— begin ROWS —
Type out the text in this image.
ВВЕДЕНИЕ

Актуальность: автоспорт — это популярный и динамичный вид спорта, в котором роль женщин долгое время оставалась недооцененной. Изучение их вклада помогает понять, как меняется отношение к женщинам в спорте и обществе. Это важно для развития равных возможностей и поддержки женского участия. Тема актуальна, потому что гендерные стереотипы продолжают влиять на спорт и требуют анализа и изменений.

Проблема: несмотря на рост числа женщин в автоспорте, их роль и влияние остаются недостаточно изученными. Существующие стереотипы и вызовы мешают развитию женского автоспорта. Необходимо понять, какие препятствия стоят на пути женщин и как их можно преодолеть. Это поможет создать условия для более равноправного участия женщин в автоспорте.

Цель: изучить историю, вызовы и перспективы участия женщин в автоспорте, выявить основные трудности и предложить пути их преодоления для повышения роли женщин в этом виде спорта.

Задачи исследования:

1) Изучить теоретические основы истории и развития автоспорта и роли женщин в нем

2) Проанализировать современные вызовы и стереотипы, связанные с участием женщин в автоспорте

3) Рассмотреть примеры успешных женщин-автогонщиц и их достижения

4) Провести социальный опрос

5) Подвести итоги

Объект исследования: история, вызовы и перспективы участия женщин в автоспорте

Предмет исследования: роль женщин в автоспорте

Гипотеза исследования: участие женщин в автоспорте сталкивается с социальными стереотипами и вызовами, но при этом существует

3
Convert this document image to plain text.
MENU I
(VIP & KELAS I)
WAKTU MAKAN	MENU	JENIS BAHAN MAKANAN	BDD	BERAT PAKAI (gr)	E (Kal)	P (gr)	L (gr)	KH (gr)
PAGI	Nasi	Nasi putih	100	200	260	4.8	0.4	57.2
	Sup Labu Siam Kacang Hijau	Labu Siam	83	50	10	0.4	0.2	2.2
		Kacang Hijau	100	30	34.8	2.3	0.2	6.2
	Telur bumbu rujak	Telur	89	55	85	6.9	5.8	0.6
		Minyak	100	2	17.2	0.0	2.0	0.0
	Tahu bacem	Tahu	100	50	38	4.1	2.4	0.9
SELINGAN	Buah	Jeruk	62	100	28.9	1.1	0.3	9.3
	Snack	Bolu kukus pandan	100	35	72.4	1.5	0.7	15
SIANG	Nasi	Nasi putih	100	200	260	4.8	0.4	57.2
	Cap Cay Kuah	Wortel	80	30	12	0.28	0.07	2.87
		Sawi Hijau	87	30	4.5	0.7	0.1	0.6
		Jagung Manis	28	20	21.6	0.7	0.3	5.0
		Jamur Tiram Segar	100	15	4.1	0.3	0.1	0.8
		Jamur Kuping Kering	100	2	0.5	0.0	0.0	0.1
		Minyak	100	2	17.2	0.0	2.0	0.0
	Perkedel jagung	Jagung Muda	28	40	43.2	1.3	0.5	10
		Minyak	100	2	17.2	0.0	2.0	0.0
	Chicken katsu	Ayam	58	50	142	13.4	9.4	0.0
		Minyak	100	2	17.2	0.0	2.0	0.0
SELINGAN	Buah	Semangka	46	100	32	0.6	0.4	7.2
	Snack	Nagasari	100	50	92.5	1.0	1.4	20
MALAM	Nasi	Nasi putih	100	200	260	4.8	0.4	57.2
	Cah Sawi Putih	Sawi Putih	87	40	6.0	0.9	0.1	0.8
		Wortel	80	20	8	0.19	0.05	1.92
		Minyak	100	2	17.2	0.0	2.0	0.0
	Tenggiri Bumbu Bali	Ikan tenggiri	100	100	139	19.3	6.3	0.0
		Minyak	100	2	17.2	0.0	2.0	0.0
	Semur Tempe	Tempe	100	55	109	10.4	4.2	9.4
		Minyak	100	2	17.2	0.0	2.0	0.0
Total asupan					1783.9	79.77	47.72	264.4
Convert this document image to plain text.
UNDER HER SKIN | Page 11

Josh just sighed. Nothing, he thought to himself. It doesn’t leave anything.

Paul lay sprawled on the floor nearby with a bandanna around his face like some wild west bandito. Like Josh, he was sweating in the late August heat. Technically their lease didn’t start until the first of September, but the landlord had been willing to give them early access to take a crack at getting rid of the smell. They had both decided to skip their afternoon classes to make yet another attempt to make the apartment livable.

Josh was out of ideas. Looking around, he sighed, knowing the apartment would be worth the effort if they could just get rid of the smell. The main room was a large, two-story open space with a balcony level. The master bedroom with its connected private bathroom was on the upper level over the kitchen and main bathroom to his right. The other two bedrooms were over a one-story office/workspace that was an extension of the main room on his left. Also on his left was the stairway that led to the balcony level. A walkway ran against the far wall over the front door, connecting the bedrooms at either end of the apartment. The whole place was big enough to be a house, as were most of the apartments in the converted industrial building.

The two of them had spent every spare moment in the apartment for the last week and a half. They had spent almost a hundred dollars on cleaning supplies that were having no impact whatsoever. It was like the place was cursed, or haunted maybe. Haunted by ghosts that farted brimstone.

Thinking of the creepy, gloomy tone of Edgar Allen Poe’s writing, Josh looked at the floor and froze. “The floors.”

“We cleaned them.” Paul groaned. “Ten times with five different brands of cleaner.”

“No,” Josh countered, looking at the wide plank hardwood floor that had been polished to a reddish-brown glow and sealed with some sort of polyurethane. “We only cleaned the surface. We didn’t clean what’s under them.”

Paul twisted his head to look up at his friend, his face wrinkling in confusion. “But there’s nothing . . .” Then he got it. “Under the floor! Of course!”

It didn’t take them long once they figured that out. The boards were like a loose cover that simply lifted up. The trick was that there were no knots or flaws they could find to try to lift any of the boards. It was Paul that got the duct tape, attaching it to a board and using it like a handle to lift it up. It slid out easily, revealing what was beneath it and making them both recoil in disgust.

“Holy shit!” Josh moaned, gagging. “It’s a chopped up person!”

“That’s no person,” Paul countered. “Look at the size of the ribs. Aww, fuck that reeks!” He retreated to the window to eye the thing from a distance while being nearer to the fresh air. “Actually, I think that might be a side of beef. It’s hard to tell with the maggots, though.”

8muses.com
— end ROWS —
## PROBLEM TO WORK ON
Please reproduce every line of the material word for word.

## SOLUTION FOR THIS PROBLEM
Type out the text in this image.
ВВЕДЕНИЕ

Актуальность: автоспорт — это популярный и динамичный вид спорта, в котором роль женщин долгое время оставалась недооцененной. Изучение их вклада помогает понять, как меняется отношение к женщинам в спорте и обществе. Это важно для развития равных возможностей и поддержки женского участия. Тема актуальна, потому что гендерные стереотипы продолжают влиять на спорт и требуют анализа и изменений.

Проблема: несмотря на рост числа женщин в автоспорте, их роль и влияние остаются недостаточно изученными. Существующие стереотипы и вызовы мешают развитию женского автоспорта. Необходимо понять, какие препятствия стоят на пути женщин и как их можно преодолеть. Это поможет создать условия для более равноправного участия женщин в автоспорте.

Цель: изучить историю, вызовы и перспективы участия женщин в автоспорте, выявить основные трудности и предложить пути их преодоления для повышения роли женщин в этом виде спорта.

Задачи исследования:

1) Изучить теоретические основы истории и развития автоспорта и роли женщин в нем

2) Проанализировать современные вызовы и стереотипы, связанные с участием женщин в автоспорте

3) Рассмотреть примеры успешных женщин-автогонщиц и их достижения

4) Провести социальный опрос

5) Подвести итоги

Объект исследования: история, вызовы и перспективы участия женщин в автоспорте

Предмет исследования: роль женщин в автоспорте

Гипотеза исследования: участие женщин в автоспорте сталкивается с социальными стереотипами и вызовами, но при этом существует

3
Convert this document image to plain text.
MENU I
(VIP & KELAS I)
WAKTU MAKAN	MENU	JENIS BAHAN MAKANAN	BDD	BERAT PAKAI (gr)	E (Kal)	P (gr)	L (gr)	KH (gr)
PAGI	Nasi	Nasi putih	100	200	260	4.8	0.4	57.2
	Sup Labu Siam Kacang Hijau	Labu Siam	83	50	10	0.4	0.2	2.2
		Kacang Hijau	100	30	34.8	2.3	0.2	6.2
	Telur bumbu rujak	Telur	89	55	85	6.9	5.8	0.6
		Minyak	100	2	17.2	0.0	2.0	0.0
	Tahu bacem	Tahu	100	50	38	4.1	2.4	0.9
SELINGAN	Buah	Jeruk	62	100	28.9	1.1	0.3	9.3
	Snack	Bolu kukus pandan	100	35	72.4	1.5	0.7	15
SIANG	Nasi	Nasi putih	100	200	260	4.8	0.4	57.2
	Cap Cay Kuah	Wortel	80	30	12	0.28	0.07	2.87
		Sawi Hijau	87	30	4.5	0.7	0.1	0.6
		Jagung Manis	28	20	21.6	0.7	0.3	5.0
		Jamur Tiram Segar	100	15	4.1	0.3	0.1	0.8
		Jamur Kuping Kering	100	2	0.5	0.0	0.0	0.1
		Minyak	100	2	17.2	0.0	2.0	0.0
	Perkedel jagung	Jagung Muda	28	40	43.2	1.3	0.5	10
		Minyak	100	2	17.2	0.0	2.0	0.0
	Chicken katsu	Ayam	58	50	142	13.4	9.4	0.0
		Minyak	100	2	17.2	0.0	2.0	0.0
SELINGAN	Buah	Semangka	46	100	32	0.6	0.4	7.2
	Snack	Nagasari	100	50	92.5	1.0	1.4	20
MALAM	Nasi	Nasi putih	100	200	260	4.8	0.4	57.2
	Cah Sawi Putih	Sawi Putih	87	40	6.0	0.9	0.1	0.8
		Wortel	80	20	8	0.19	0.05	1.92
		Minyak	100	2	17.2	0.0	2.0	0.0
	Tenggiri Bumbu Bali	Ikan tenggiri	100	100	139	19.3	6.3	0.0
		Minyak	100	2	17.2	0.0	2.0	0.0
	Semur Tempe	Tempe	100	55	109	10.4	4.2	9.4
		Minyak	100	2	17.2	0.0	2.0	0.0
Total asupan					1783.9	79.77	47.72	264.4
Convert this document image to plain text.
UNDER HER SKIN | Page 11

Josh just sighed. Nothing, he thought to himself. It doesn’t leave anything.

Paul lay sprawled on the floor nearby with a bandanna around his face like some wild west bandito. Like Josh, he was sweating in the late August heat. Technically their lease didn’t start until the first of September, but the landlord had been willing to give them early access to take a crack at getting rid of the smell. They had both decided to skip their afternoon classes to make yet another attempt to make the apartment livable.

Josh was out of ideas. Looking around, he sighed, knowing the apartment would be worth the effort if they could just get rid of the smell. The main room was a large, two-story open space with a balcony level. The master bedroom with its connected private bathroom was on the upper level over the kitchen and main bathroom to his right. The other two bedrooms were over a one-story office/workspace that was an extension of the main room on his left. Also on his left was the stairway that led to the balcony level. A walkway ran against the far wall over the front door, connecting the bedrooms at either end of the apartment. The whole place was big enough to be a house, as were most of the apartments in the converted industrial building.

The two of them had spent every spare moment in the apartment for the last week and a half. They had spent almost a hundred dollars on cleaning supplies that were having no impact whatsoever. It was like the place was cursed, or haunted maybe. Haunted by ghosts that farted brimstone.

Thinking of the creepy, gloomy tone of Edgar Allen Poe’s writing, Josh looked at the floor and froze. “The floors.”

“We cleaned them.” Paul groaned. “Ten times with five different brands of cleaner.”

“No,” Josh countered, looking at the wide plank hardwood floor that had been polished to a reddish-brown glow and sealed with some sort of polyurethane. “We only cleaned the surface. We didn’t clean what’s under them.”

Paul twisted his head to look up at his friend, his face wrinkling in confusion. “But there’s nothing . . .” Then he got it. “Under the floor! Of course!”

It didn’t take them long once they figured that out. The boards were like a loose cover that simply lifted up. The trick was that there were no knots or flaws they could find to try to lift any of the boards. It was Paul that got the duct tape, attaching it to a board and using it like a handle to lift it up. It slid out easily, revealing what was beneath it and making them both recoil in disgust.

“Holy shit!” Josh moaned, gagging. “It’s a chopped up person!”

“That’s no person,” Paul countered. “Look at the size of the ribs. Aww, fuck that reeks!” He retreated to the window to eye the thing from a distance while being nearer to the fresh air. “Actually, I think that might be a side of beef. It’s hard to tell with the maggots, though.”

8muses.com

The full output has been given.